Data records:
....

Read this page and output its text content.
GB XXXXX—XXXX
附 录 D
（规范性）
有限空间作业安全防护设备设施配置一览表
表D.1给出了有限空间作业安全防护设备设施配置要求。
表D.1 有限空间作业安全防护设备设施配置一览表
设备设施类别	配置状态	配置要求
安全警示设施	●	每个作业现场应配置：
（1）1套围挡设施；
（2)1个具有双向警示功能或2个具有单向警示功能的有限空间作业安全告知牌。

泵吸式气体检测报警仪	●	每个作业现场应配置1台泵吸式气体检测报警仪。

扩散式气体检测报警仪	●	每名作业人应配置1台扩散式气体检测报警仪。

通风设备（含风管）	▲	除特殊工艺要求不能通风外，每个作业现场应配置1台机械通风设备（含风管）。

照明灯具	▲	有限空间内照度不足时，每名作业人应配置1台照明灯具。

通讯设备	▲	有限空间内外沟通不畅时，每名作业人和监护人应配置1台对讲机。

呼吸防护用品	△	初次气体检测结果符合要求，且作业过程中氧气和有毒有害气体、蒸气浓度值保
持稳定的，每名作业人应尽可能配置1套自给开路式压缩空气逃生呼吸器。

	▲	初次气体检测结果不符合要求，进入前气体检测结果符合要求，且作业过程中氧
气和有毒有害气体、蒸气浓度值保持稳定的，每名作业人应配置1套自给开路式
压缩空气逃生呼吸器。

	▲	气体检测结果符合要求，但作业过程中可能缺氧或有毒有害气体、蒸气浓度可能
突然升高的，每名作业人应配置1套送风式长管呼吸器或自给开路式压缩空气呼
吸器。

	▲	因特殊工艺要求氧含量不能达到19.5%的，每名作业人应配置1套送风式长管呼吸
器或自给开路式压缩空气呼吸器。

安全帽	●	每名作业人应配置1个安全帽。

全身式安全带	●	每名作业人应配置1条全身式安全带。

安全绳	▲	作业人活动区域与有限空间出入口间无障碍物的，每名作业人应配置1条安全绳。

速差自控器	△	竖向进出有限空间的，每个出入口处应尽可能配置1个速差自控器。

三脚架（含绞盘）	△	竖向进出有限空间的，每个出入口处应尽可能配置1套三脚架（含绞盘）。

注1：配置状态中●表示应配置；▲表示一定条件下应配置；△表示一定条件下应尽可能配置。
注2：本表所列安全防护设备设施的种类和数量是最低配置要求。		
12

....

How many lines of the listing include the string "竖向进出有限空间的"? Answer with the number alone.

The completed task: 2